* _DIRECTIONS_: Spot every line with the word "aaaaaa" and return it.

(Excerpts from a figure dataset)

=======

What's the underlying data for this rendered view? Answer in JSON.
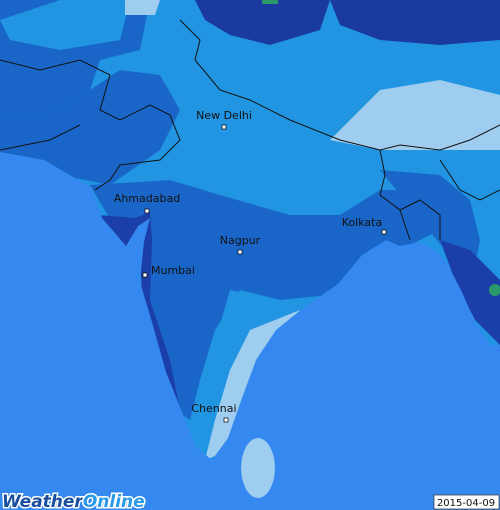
{
  "cities": [
    {
      "label": "New Delhi"
    },
    {
      "label": "Ahmadabad"
    },
    {
      "label": "Nagpur"
    },
    {
      "label": "Kolkata"
    },
    {
      "label": "Mumbai"
    },
    {
      "label": "Chennai"
    }
  ],
  "logo": {
    "part1": "Weather",
    "part2": "Online"
  },
  "date": "2015-04-09"
}
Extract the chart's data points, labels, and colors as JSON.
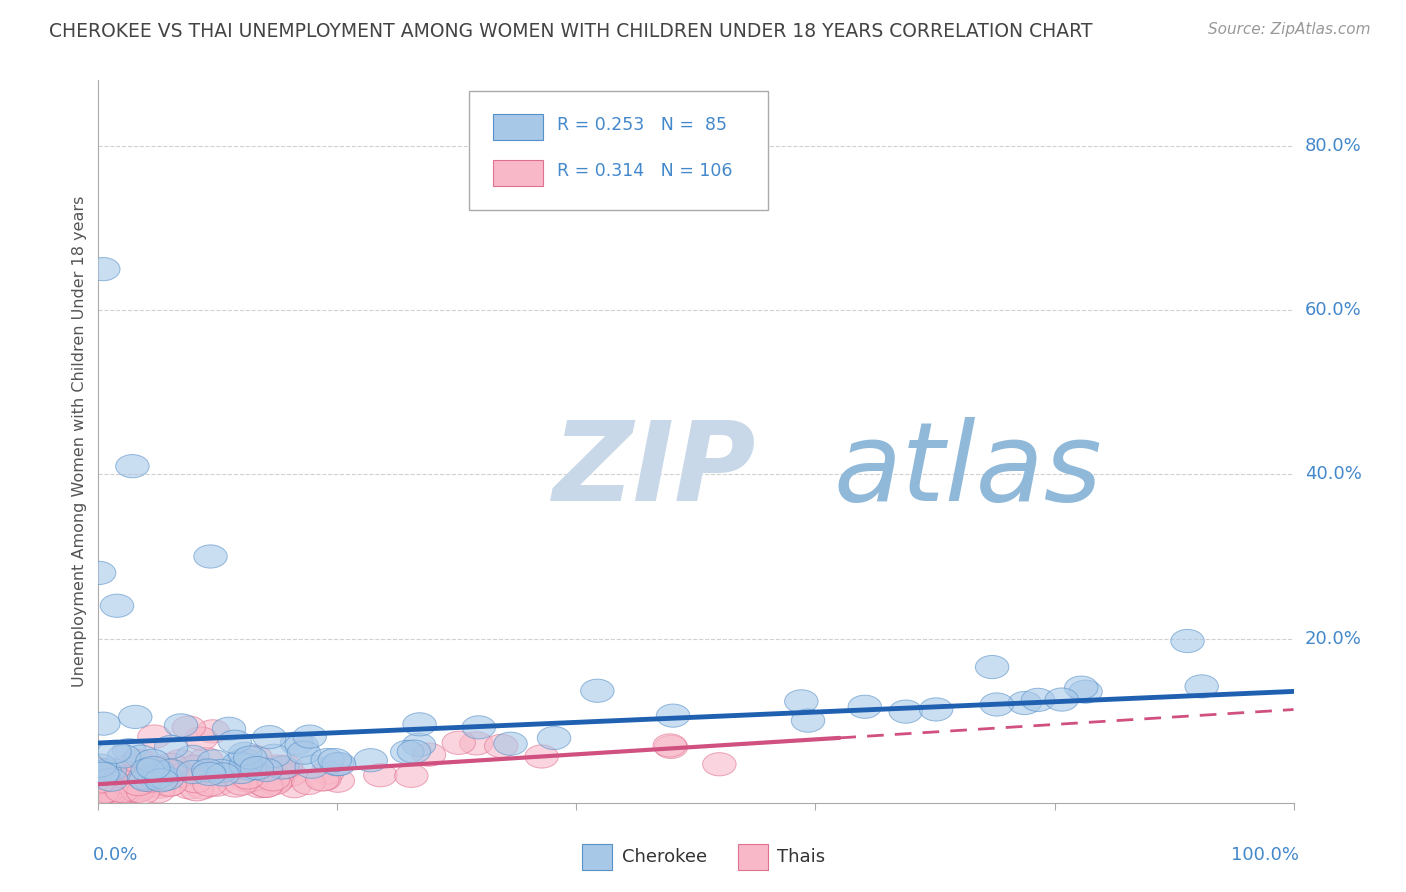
{
  "title": "CHEROKEE VS THAI UNEMPLOYMENT AMONG WOMEN WITH CHILDREN UNDER 18 YEARS CORRELATION CHART",
  "source": "Source: ZipAtlas.com",
  "ylabel": "Unemployment Among Women with Children Under 18 years",
  "legend_cherokee": "Cherokee",
  "legend_thais": "Thais",
  "cherokee_R": "0.253",
  "cherokee_N": "85",
  "thais_R": "0.314",
  "thais_N": "106",
  "blue_fill": "#a8c8e8",
  "blue_edge": "#5590c8",
  "pink_fill": "#f8b8c8",
  "pink_edge": "#e07090",
  "blue_line": "#2060b0",
  "pink_line": "#d05080",
  "watermark_zip": "#c8d8e8",
  "watermark_atlas": "#90b8d8",
  "title_color": "#444444",
  "label_color": "#4488cc",
  "black_text": "#333333",
  "grid_color": "#cccccc",
  "spine_color": "#aaaaaa",
  "legend_edge": "#aaaaaa",
  "xlim": [
    0.0,
    1.0
  ],
  "ylim": [
    0.0,
    0.88
  ],
  "cherokee_seed": 7,
  "thais_seed": 13
}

=======

* _RESPONSE_:
  "spine_color": "#aaaaaa",
  "legend_edge": "#aaaaaa",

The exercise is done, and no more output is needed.